* Stated task *
Read the lines below. Copy out any that hold the string "Nebraska".

* Entries *
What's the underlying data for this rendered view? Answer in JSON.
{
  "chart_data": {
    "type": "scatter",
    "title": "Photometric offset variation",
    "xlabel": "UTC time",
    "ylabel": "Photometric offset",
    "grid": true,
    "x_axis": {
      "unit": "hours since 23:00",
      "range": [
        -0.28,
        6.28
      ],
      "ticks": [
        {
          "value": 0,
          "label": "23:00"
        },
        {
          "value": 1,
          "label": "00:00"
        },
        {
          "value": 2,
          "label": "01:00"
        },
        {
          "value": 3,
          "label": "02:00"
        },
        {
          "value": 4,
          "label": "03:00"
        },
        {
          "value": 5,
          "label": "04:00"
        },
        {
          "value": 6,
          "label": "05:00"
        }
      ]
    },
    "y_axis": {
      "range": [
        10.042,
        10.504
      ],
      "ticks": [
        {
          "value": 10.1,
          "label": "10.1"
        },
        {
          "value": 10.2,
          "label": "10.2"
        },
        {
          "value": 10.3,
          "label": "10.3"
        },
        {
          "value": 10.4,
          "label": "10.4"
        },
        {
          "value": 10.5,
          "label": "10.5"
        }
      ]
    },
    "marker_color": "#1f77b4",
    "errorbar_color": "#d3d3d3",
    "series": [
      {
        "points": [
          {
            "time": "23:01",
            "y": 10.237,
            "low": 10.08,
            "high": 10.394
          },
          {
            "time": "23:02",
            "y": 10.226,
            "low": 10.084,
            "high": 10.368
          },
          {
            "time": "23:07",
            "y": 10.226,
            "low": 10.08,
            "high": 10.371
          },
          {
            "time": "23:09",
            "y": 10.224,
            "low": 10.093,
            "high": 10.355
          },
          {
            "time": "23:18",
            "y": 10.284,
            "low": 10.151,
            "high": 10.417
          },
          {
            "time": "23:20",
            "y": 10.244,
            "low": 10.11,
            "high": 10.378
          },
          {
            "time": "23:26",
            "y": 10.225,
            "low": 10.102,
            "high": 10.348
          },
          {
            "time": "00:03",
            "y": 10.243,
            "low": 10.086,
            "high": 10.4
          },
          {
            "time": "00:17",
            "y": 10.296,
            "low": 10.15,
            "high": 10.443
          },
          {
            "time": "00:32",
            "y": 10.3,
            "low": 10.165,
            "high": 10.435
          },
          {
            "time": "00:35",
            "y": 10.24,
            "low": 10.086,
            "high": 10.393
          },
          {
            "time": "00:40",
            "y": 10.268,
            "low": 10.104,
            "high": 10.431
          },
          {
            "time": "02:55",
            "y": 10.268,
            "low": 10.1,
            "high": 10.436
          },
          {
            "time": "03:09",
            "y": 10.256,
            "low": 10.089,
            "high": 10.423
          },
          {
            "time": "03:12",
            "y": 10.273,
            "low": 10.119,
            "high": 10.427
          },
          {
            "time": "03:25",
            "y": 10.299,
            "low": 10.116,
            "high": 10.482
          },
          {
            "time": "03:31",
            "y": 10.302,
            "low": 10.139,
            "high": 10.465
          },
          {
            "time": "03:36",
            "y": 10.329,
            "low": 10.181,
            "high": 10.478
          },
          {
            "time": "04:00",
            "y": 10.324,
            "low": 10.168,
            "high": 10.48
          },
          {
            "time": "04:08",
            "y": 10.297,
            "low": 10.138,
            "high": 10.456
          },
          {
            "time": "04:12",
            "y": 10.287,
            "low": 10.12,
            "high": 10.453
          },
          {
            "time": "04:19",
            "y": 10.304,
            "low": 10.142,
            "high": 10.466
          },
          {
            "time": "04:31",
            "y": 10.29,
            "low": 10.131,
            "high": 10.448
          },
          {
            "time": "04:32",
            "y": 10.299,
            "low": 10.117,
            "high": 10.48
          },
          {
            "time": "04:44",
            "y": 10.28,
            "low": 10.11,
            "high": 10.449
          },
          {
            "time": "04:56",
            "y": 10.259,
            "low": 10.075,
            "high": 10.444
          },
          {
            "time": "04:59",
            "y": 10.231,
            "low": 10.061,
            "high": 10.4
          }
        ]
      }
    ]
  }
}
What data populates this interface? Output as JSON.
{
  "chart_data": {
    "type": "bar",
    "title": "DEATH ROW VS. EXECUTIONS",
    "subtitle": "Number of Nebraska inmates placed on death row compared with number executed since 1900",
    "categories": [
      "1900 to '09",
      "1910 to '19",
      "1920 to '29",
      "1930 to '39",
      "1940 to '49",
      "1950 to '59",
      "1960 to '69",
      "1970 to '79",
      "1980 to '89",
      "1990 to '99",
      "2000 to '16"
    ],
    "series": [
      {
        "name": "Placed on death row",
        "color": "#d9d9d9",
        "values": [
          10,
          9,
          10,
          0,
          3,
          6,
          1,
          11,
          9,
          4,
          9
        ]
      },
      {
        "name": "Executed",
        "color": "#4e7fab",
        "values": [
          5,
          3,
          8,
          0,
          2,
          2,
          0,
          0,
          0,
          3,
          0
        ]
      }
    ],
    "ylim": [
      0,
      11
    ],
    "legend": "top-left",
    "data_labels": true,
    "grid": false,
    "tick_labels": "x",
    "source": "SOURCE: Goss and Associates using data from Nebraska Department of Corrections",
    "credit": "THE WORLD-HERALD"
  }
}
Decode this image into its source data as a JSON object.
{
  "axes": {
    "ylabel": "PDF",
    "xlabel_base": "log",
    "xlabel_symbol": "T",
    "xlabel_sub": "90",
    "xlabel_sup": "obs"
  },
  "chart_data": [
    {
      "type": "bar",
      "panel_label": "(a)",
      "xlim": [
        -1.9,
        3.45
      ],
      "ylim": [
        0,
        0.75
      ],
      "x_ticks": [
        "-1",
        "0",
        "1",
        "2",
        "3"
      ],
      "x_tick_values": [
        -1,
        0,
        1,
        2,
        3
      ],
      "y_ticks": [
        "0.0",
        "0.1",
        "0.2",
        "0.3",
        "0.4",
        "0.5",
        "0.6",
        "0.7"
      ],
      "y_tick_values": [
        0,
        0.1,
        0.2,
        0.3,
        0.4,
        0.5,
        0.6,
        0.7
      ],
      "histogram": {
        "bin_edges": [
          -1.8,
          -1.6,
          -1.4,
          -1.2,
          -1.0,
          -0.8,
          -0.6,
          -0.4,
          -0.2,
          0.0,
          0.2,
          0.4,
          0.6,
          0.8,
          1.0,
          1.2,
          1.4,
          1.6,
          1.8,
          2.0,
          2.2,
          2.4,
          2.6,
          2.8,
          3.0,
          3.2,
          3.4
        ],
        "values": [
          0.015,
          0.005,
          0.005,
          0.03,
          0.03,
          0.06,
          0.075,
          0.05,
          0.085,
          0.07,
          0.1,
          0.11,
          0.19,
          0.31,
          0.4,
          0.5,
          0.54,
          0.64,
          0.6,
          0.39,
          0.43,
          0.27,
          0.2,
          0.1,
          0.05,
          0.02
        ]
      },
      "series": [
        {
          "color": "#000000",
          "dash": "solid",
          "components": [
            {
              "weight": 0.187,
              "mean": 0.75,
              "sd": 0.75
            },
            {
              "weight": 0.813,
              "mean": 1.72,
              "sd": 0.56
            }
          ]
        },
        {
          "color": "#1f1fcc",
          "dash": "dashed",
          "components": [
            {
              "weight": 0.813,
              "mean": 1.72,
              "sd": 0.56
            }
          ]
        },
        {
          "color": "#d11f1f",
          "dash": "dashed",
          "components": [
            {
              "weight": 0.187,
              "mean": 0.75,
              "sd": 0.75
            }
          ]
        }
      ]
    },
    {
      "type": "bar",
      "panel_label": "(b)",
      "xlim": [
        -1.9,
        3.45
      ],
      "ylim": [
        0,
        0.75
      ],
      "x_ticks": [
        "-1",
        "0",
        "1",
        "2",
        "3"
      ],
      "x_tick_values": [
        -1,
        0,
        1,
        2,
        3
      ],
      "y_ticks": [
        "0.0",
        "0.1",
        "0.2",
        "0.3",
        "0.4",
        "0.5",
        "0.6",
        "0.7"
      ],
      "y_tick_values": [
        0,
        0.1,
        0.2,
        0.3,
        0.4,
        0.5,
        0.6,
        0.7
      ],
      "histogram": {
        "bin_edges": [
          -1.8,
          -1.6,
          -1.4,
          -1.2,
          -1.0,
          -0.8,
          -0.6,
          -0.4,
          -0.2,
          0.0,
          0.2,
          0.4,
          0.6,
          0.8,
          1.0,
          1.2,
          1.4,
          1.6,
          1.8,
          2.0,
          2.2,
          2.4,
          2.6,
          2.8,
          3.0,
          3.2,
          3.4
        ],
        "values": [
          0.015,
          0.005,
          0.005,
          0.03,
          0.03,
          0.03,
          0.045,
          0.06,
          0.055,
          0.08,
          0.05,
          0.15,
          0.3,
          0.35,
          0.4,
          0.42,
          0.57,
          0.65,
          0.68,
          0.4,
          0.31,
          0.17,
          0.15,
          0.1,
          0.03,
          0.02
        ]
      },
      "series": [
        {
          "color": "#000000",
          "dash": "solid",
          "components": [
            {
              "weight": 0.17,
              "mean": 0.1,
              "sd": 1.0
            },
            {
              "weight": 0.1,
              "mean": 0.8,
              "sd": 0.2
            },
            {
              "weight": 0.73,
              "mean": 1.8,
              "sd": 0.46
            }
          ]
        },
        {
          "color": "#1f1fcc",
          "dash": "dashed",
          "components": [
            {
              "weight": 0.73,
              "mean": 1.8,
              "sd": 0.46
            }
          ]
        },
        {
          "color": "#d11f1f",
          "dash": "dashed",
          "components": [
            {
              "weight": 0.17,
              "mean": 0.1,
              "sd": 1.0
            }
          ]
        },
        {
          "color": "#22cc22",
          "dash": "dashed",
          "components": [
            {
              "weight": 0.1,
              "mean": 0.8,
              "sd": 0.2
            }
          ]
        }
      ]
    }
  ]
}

* Solved problem *
    "subtitle": "Number of Nebraska inmates placed on death row compared with number executed since 1900",
    "source": "SOURCE: Goss and Associates using data from Nebraska Department of Corrections",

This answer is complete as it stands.